### Goal
Scan the entries and tally the lines that include the string "ГОСТ". Reply with the figure alone.

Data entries
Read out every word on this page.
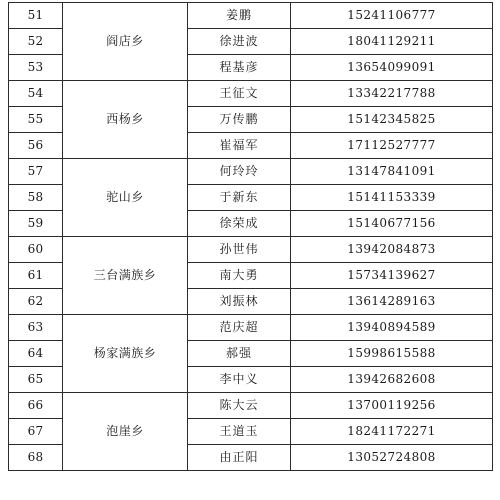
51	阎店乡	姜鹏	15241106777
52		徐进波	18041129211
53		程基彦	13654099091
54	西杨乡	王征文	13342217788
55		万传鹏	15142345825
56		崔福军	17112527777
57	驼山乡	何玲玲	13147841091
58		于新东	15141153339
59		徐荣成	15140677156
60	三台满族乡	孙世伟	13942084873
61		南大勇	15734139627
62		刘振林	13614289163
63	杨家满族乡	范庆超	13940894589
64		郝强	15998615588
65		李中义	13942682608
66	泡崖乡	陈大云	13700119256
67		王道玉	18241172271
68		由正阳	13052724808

--

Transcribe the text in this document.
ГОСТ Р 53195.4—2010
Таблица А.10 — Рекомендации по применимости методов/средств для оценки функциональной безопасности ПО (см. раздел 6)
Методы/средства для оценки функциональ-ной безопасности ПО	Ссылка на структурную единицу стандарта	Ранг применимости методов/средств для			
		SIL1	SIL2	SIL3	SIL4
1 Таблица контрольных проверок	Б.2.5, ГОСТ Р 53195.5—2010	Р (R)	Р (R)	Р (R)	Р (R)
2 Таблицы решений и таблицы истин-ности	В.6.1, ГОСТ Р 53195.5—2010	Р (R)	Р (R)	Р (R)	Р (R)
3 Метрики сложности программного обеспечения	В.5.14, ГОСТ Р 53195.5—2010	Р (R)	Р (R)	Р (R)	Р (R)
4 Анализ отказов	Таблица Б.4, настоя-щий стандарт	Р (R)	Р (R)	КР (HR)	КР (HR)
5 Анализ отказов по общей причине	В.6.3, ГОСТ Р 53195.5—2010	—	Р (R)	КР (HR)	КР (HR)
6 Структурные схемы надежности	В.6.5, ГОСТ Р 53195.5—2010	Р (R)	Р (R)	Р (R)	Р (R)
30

* * *

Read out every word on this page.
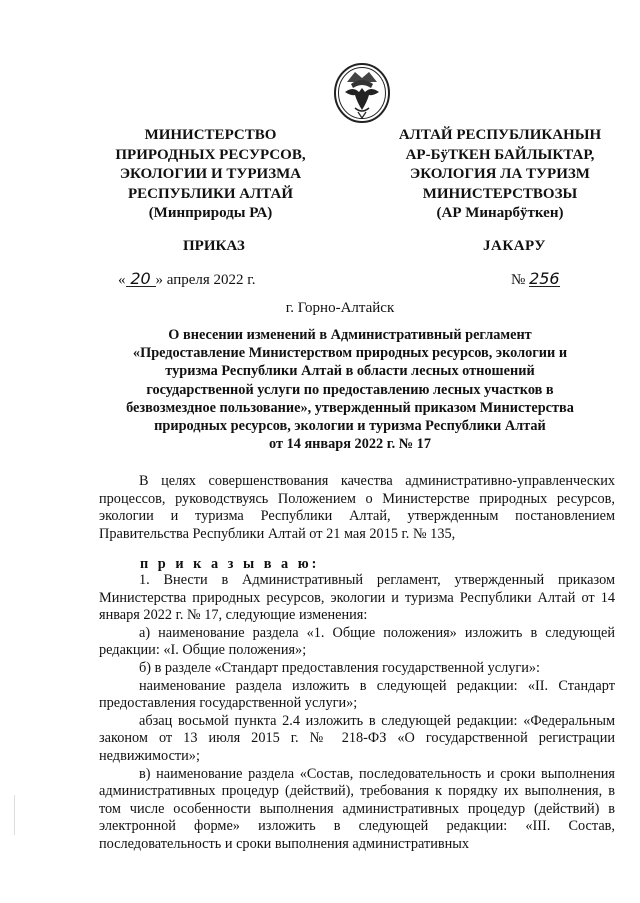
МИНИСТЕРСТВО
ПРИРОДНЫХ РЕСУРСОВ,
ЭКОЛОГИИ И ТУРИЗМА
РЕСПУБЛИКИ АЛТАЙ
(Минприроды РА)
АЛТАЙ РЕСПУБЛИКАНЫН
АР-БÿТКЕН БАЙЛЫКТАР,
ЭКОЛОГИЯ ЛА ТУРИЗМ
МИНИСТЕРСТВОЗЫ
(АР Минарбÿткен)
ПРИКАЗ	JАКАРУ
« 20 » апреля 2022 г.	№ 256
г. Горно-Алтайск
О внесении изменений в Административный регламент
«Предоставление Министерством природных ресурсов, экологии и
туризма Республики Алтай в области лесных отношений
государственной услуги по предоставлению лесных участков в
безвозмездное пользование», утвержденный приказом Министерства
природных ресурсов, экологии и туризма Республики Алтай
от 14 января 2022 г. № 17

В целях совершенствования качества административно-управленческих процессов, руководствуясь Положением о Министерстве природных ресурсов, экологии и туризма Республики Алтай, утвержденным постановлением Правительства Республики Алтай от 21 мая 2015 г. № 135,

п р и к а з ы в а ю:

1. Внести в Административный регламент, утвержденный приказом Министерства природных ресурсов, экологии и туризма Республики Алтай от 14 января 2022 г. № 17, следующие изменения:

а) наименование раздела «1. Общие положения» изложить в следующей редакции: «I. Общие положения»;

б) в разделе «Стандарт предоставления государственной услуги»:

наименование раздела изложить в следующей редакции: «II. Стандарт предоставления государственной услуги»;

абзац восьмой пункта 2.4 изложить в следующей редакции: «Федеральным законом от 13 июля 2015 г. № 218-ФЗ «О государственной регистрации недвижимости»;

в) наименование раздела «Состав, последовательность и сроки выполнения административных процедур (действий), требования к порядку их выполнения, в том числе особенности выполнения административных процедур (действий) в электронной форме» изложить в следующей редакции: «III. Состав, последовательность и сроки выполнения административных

### Full response
6